▸ WHAT YOU WILL DO
Where a line of the listing below includes the word "chart", reproduce that line.

▸ DATA FOR PROCESSING
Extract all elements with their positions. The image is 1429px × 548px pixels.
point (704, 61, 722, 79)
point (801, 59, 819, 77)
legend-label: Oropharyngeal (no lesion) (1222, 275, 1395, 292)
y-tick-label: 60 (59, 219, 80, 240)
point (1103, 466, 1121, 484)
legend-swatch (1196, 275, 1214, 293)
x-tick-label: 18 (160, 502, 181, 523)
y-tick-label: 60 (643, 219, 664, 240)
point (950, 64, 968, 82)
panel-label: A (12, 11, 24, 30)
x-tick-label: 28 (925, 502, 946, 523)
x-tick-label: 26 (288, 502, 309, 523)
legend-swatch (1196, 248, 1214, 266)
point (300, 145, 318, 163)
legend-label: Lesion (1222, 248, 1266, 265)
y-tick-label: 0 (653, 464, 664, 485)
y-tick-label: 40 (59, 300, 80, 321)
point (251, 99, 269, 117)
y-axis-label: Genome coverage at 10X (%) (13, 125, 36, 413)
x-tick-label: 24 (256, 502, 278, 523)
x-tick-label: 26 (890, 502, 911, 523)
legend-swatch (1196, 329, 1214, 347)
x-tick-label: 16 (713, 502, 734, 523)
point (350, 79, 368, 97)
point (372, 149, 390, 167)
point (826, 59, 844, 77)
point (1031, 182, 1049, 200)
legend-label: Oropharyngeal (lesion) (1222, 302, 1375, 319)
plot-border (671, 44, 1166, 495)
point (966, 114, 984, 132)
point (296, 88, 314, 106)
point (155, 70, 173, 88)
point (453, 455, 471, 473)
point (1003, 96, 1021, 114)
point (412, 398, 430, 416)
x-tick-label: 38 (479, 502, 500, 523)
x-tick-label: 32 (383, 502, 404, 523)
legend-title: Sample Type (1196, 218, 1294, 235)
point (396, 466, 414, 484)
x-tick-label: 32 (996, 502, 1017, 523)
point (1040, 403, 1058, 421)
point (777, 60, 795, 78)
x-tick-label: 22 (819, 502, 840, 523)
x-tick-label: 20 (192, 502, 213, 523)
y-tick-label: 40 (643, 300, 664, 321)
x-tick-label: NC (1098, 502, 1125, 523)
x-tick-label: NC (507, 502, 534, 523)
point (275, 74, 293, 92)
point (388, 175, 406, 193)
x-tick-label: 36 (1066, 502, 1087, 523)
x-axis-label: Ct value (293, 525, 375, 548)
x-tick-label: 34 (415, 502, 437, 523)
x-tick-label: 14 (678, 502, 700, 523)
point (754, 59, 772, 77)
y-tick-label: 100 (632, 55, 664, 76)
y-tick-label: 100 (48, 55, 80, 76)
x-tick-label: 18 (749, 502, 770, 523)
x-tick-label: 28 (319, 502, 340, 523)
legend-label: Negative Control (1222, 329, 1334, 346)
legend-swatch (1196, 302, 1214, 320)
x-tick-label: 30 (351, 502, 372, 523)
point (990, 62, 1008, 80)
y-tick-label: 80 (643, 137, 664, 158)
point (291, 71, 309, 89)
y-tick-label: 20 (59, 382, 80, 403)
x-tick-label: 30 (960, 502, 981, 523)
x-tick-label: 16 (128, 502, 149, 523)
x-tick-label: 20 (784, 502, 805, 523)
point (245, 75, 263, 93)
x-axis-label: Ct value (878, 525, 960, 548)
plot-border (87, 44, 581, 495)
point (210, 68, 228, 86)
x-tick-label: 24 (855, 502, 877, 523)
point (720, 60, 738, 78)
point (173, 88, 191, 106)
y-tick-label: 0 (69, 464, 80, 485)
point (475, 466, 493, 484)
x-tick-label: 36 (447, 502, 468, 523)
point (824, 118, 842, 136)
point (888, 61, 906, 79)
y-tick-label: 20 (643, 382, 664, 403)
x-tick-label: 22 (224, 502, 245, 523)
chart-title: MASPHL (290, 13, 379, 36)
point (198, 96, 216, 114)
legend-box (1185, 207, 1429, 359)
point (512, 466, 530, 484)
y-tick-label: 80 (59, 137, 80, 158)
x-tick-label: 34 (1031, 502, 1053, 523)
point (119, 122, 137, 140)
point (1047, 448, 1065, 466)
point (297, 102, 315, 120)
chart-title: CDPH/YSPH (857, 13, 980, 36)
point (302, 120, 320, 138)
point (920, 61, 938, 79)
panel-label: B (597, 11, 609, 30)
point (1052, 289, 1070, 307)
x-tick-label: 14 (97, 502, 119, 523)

▸ ANSWER TO THIS EXERCISE
chart-title: MASPHL (290, 13, 379, 36)
chart-title: CDPH/YSPH (857, 13, 980, 36)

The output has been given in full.